Count each line in which the word "caption" appears. Reply with the total and nothing more.

Start LISTED RECORDS

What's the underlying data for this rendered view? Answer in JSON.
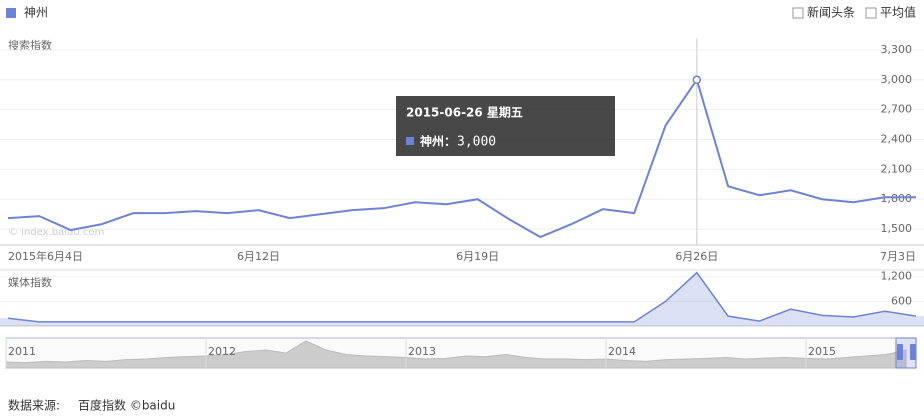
{
  "legend_checkboxes": [
    "新闻头条",
    "平均值"
  ],
  "watermark": "© index.baidu.com",
  "tooltip": {
    "title": "2015-06-26 星期五",
    "name": "神州：",
    "value": "3,000"
  },
  "footer": {
    "label": "数据来源:",
    "source": "百度指数 ©baidu"
  },
  "chart_data": [
    {
      "type": "line",
      "title": "搜索指数",
      "categories": [
        "2015年6月4日",
        null,
        null,
        null,
        null,
        null,
        null,
        null,
        "6月12日",
        null,
        null,
        null,
        null,
        null,
        null,
        "6月19日",
        null,
        null,
        null,
        null,
        null,
        null,
        "6月26日",
        null,
        null,
        null,
        null,
        null,
        null,
        "7月3日"
      ],
      "series": [
        {
          "name": "神州",
          "color": "#6e82d6",
          "values": [
            1610,
            1630,
            1490,
            1550,
            1660,
            1660,
            1680,
            1660,
            1690,
            1610,
            1650,
            1690,
            1710,
            1770,
            1750,
            1800,
            1600,
            1420,
            1550,
            1700,
            1660,
            2540,
            3000,
            1930,
            1840,
            1890,
            1800,
            1770,
            1820,
            1820
          ]
        }
      ],
      "ylim": [
        1340,
        3420
      ],
      "yticks": [
        {
          "value": 1500,
          "label": "1,500"
        },
        {
          "value": 1800,
          "label": "1,800"
        },
        {
          "value": 2100,
          "label": "2,100"
        },
        {
          "value": 2400,
          "label": "2,400"
        },
        {
          "value": 2700,
          "label": "2,700"
        },
        {
          "value": 3000,
          "label": "3,000"
        },
        {
          "value": 3300,
          "label": "3,300"
        }
      ],
      "grid": true
    },
    {
      "type": "area",
      "title": "媒体指数",
      "color": "#6e82d6",
      "values": [
        190,
        100,
        100,
        100,
        100,
        100,
        100,
        100,
        100,
        100,
        100,
        100,
        100,
        100,
        100,
        100,
        100,
        100,
        100,
        100,
        100,
        600,
        1300,
        240,
        120,
        410,
        260,
        220,
        360,
        240
      ],
      "ylim": [
        0,
        1340
      ],
      "yticks": [
        {
          "value": 600,
          "label": "600"
        },
        {
          "value": 1200,
          "label": "1,200"
        }
      ]
    },
    {
      "type": "navigator",
      "color": "#cccccc",
      "x": [
        2011.0,
        2011.1,
        2011.2,
        2011.3,
        2011.4,
        2011.5,
        2011.6,
        2011.7,
        2011.8,
        2011.9,
        2012.0,
        2012.1,
        2012.2,
        2012.3,
        2012.4,
        2012.5,
        2012.6,
        2012.7,
        2012.8,
        2012.9,
        2013.0,
        2013.1,
        2013.2,
        2013.3,
        2013.4,
        2013.5,
        2013.6,
        2013.7,
        2013.8,
        2013.9,
        2014.0,
        2014.1,
        2014.2,
        2014.3,
        2014.4,
        2014.5,
        2014.6,
        2014.7,
        2014.8,
        2014.9,
        2015.0,
        2015.1,
        2015.2,
        2015.3,
        2015.4,
        2015.5
      ],
      "values": [
        20,
        18,
        22,
        20,
        25,
        22,
        28,
        30,
        35,
        38,
        40,
        45,
        55,
        60,
        50,
        90,
        60,
        45,
        40,
        38,
        35,
        30,
        32,
        40,
        38,
        45,
        35,
        30,
        30,
        28,
        30,
        25,
        22,
        28,
        30,
        32,
        35,
        30,
        33,
        35,
        32,
        30,
        35,
        40,
        45,
        60
      ],
      "ylim": [
        0,
        100
      ],
      "xlim": [
        2011,
        2015.55
      ],
      "xticks": [
        2011,
        2012,
        2013,
        2014,
        2015
      ]
    }
  ]
}
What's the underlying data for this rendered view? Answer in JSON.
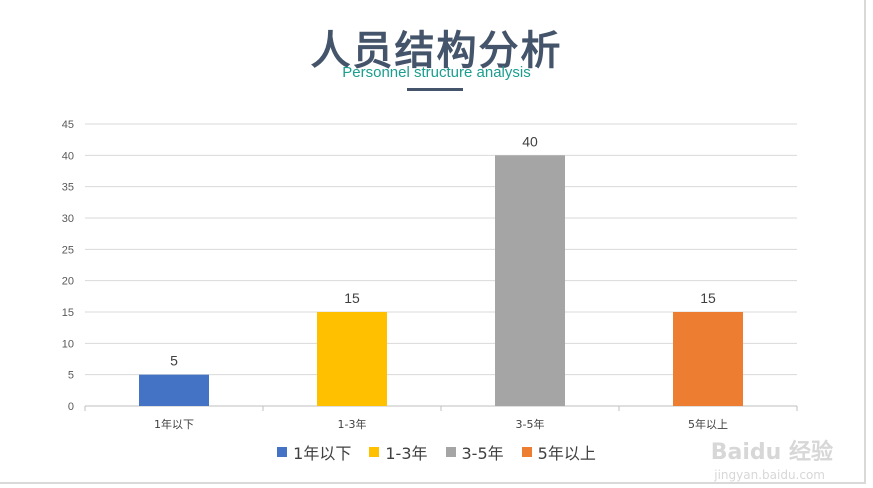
{
  "chart_data": {
    "type": "bar",
    "title": "人员结构分析",
    "subtitle": "Personnel structure analysis",
    "categories": [
      "1年以下",
      "1-3年",
      "3-5年",
      "5年以上"
    ],
    "values": [
      5,
      15,
      40,
      15
    ],
    "colors": [
      "#4472c4",
      "#ffc000",
      "#a5a5a5",
      "#ed7d31"
    ],
    "ylim": [
      0,
      45
    ],
    "yticks": [
      0,
      5,
      10,
      15,
      20,
      25,
      30,
      35,
      40,
      45
    ],
    "grid": true,
    "legend": "bottom",
    "data_labels": true
  },
  "watermark": {
    "logo_text": "Baidu 经验",
    "url_text": "jingyan.baidu.com"
  }
}
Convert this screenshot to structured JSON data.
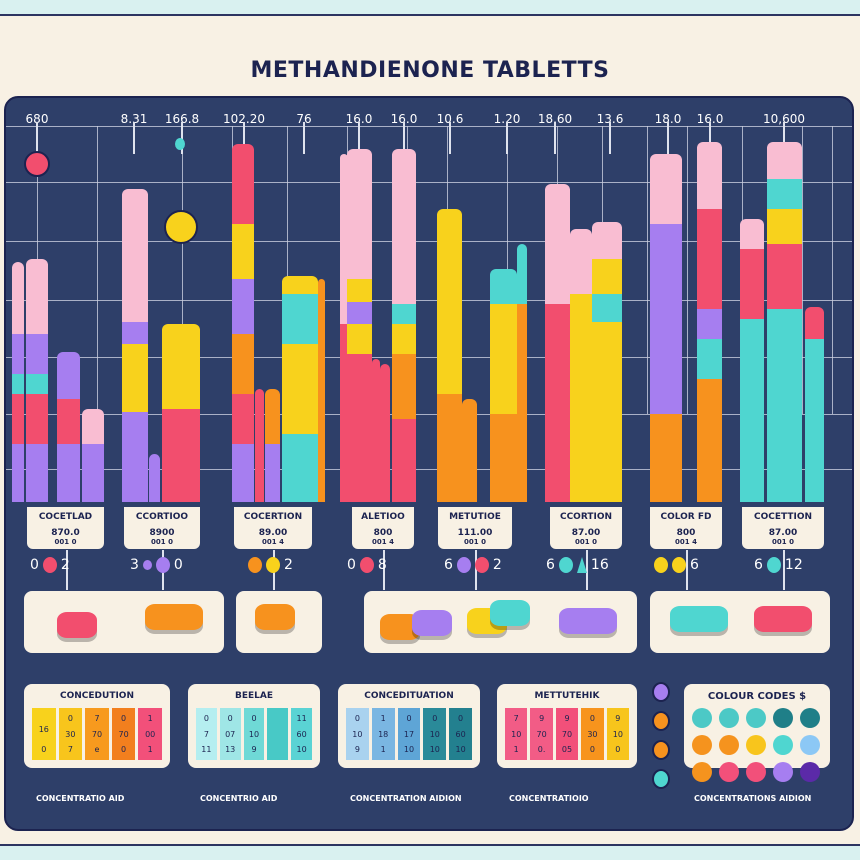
{
  "header": {
    "title": "METHANDIENONE TABLETTS"
  },
  "colors": {
    "pink": "#f9bdd2",
    "purple": "#a67ef0",
    "teal": "#4fd6d0",
    "red": "#f24e6e",
    "yellow": "#f8d21c",
    "orange": "#f7921e",
    "navy": "#2e3f69",
    "cream": "#f8f1e4"
  },
  "chart_data": {
    "type": "bar",
    "stacked": true,
    "title": "METHANDIENONE TABLETTS",
    "xlabel": "",
    "ylabel": "",
    "ylim": [
      0,
      100
    ],
    "grid": true,
    "top_labels": [
      "680",
      "8.31",
      "166.8",
      "102.20",
      "76",
      "16.0",
      "16.0",
      "10.6",
      "1.20",
      "18.60",
      "13.6",
      "18.0",
      "16.0",
      "10,600"
    ],
    "bars": [
      [
        [
          "purple",
          14.4
        ],
        [
          "red",
          26.8
        ],
        [
          "teal",
          31.8
        ],
        [
          "purple",
          41.7
        ],
        [
          "pink",
          59.6
        ]
      ],
      [
        [
          "purple",
          14.4
        ],
        [
          "red",
          26.8
        ],
        [
          "teal",
          31.8
        ],
        [
          "purple",
          41.7
        ],
        [
          "pink",
          60.3
        ]
      ],
      [
        [
          "purple",
          14.4
        ],
        [
          "red",
          25.6
        ],
        [
          "purple",
          37.2
        ]
      ],
      [
        [
          "purple",
          14.4
        ],
        [
          "pink",
          23.1
        ]
      ],
      [
        [
          "purple",
          22.3
        ],
        [
          "yellow",
          39.2
        ],
        [
          "purple",
          44.7
        ],
        [
          "pink",
          77.7
        ]
      ],
      [
        [
          "purple",
          11.9
        ]
      ],
      [
        [
          "red",
          23.1
        ],
        [
          "yellow",
          44.2
        ]
      ],
      [
        [
          "purple",
          14.4
        ],
        [
          "red",
          26.8
        ],
        [
          "orange",
          41.7
        ],
        [
          "purple",
          55.3
        ],
        [
          "yellow",
          69
        ],
        [
          "red",
          88.8
        ]
      ],
      [
        [
          "red",
          28
        ]
      ],
      [
        [
          "purple",
          14.4
        ],
        [
          "orange",
          28
        ]
      ],
      [
        [
          "teal",
          16.9
        ],
        [
          "yellow",
          39.2
        ],
        [
          "teal",
          51.6
        ],
        [
          "yellow",
          56.1
        ]
      ],
      [
        [
          "orange",
          55.3
        ]
      ],
      [
        [
          "red",
          44.2
        ],
        [
          "pink",
          86.4
        ]
      ],
      [
        [
          "red",
          36.7
        ],
        [
          "yellow",
          44.2
        ],
        [
          "purple",
          49.6
        ],
        [
          "yellow",
          55.3
        ],
        [
          "pink",
          87.6
        ]
      ],
      [
        [
          "red",
          35.5
        ]
      ],
      [
        [
          "red",
          34.2
        ]
      ],
      [
        [
          "red",
          20.6
        ],
        [
          "orange",
          36.7
        ],
        [
          "yellow",
          44.2
        ],
        [
          "teal",
          49.1
        ],
        [
          "pink",
          87.6
        ]
      ],
      [
        [
          "orange",
          26.8
        ],
        [
          "yellow",
          72.7
        ]
      ],
      [
        [
          "orange",
          25.6
        ]
      ],
      [
        [
          "orange",
          21.8
        ],
        [
          "yellow",
          49.1
        ],
        [
          "teal",
          57.8
        ]
      ],
      [
        [
          "orange",
          49.1
        ],
        [
          "teal",
          64
        ]
      ],
      [
        [
          "red",
          49.1
        ],
        [
          "pink",
          78.9
        ]
      ],
      [
        [
          "yellow",
          51.6
        ],
        [
          "pink",
          67.7
        ]
      ],
      [
        [
          "yellow",
          44.7
        ],
        [
          "teal",
          51.6
        ],
        [
          "yellow",
          60.3
        ],
        [
          "pink",
          69.5
        ]
      ],
      [
        [
          "orange",
          21.8
        ],
        [
          "purple",
          69
        ],
        [
          "pink",
          86.4
        ]
      ],
      [
        [
          "orange",
          30.5
        ],
        [
          "teal",
          40.4
        ],
        [
          "purple",
          47.9
        ],
        [
          "red",
          72.7
        ],
        [
          "pink",
          89.3
        ]
      ],
      [
        [
          "teal",
          45.4
        ],
        [
          "red",
          62.8
        ],
        [
          "pink",
          70.2
        ]
      ],
      [
        [
          "teal",
          47.9
        ],
        [
          "red",
          64
        ],
        [
          "yellow",
          72.7
        ],
        [
          "teal",
          80.1
        ],
        [
          "pink",
          89.3
        ]
      ],
      [
        [
          "teal",
          40.4
        ],
        [
          "red",
          48.4
        ]
      ]
    ]
  },
  "label_boxes": [
    {
      "title": "COCETLAD",
      "value": "870.0",
      "sub": "001 0"
    },
    {
      "title": "CCORTIOO",
      "value": "8900",
      "sub": "001 0"
    },
    {
      "title": "COCERTION",
      "value": "89.00",
      "sub": "001 4"
    },
    {
      "title": "ALETIOO",
      "value": "800",
      "sub": "001 4"
    },
    {
      "title": "METUTIOE",
      "value": "111.00",
      "sub": "001 0"
    },
    {
      "title": "CCORTION",
      "value": "87.00",
      "sub": "001 0"
    },
    {
      "title": "COLOR FD",
      "value": "800",
      "sub": "001 4"
    },
    {
      "title": "COCETTION",
      "value": "87.00",
      "sub": "001 0"
    }
  ],
  "dot_rows": [
    [
      "0",
      "@red",
      "2"
    ],
    [
      "3",
      "@purple-s",
      "@purple",
      "0"
    ],
    [
      "@orange",
      "@yellow",
      "2"
    ],
    [
      "0",
      "@red",
      "8"
    ],
    [
      "6",
      "@purple",
      "@red",
      "2"
    ],
    [
      "6",
      "@teal",
      "@teal-tri",
      "16"
    ],
    [
      "@yellow",
      "@yellow",
      "6"
    ],
    [
      "6",
      "@teal",
      "12"
    ]
  ],
  "tables": [
    {
      "title": "CONCEDUTION",
      "caption": "CONCENTRATIO AID",
      "cols": [
        [
          "",
          "16",
          "0"
        ],
        [
          "0",
          "30",
          "7"
        ],
        [
          "7",
          "70",
          "e"
        ],
        [
          "0",
          "70",
          "0"
        ],
        [
          "1",
          "00",
          "1"
        ]
      ]
    },
    {
      "title": "BEELAE",
      "caption": "CONCENTRIO AID",
      "cols": [
        [
          "0",
          "7",
          "11"
        ],
        [
          "0",
          "07",
          "13"
        ],
        [
          "0",
          "10",
          "9"
        ],
        [
          "",
          "",
          ""
        ],
        [
          "11",
          "60",
          "10"
        ]
      ]
    },
    {
      "title": "CONCEDITUATION",
      "caption": "CONCENTRATION AIDION",
      "cols": [
        [
          "0",
          "10",
          "9"
        ],
        [
          "1",
          "18",
          "1"
        ],
        [
          "0",
          "17",
          "10"
        ],
        [
          "0",
          "10",
          "10"
        ],
        [
          "0",
          "60",
          "10"
        ]
      ]
    },
    {
      "title": "METTUTEHIK",
      "caption": "CONCENTRATIOIO",
      "cols": [
        [
          "7",
          "10",
          "1"
        ],
        [
          "9",
          "70",
          "0."
        ],
        [
          "9",
          "70",
          "05"
        ],
        [
          "0",
          "30",
          "0"
        ],
        [
          "9",
          "10",
          "0"
        ]
      ]
    }
  ],
  "colour_codes": {
    "title": "COLOUR CODES $",
    "caption": "CONCENTRATIONS AIDION",
    "dots": [
      "#4cc9c6",
      "#4cc9c6",
      "#4cc9c6",
      "#1f7f88",
      "#1f7f88",
      "#f5931e",
      "#f5931e",
      "#f8c51c",
      "#4fd6d0",
      "#8cc8f5",
      "#f5931e",
      "#f2507a",
      "#f2507a",
      "#a67ef0",
      "#5b2aa8"
    ]
  }
}
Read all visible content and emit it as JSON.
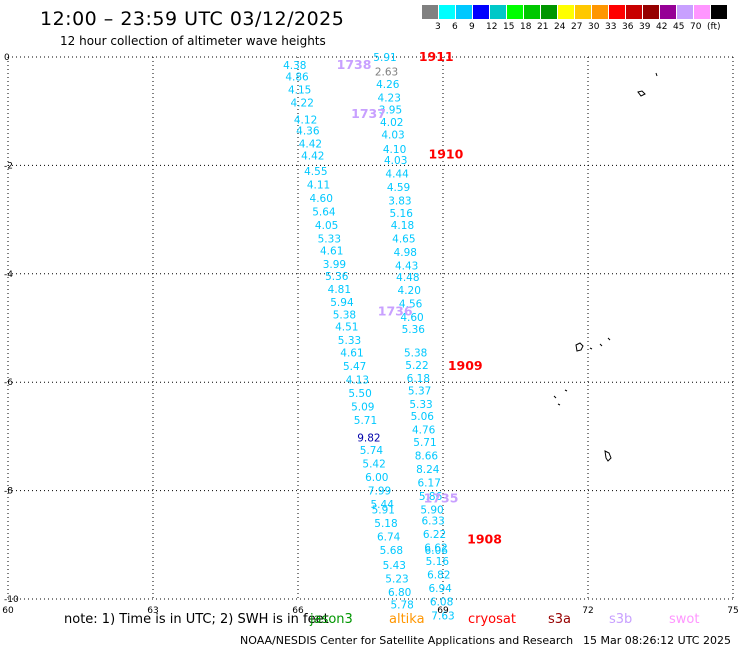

End LISTED RECORDS

* **COMPLETE RESPONSE**
5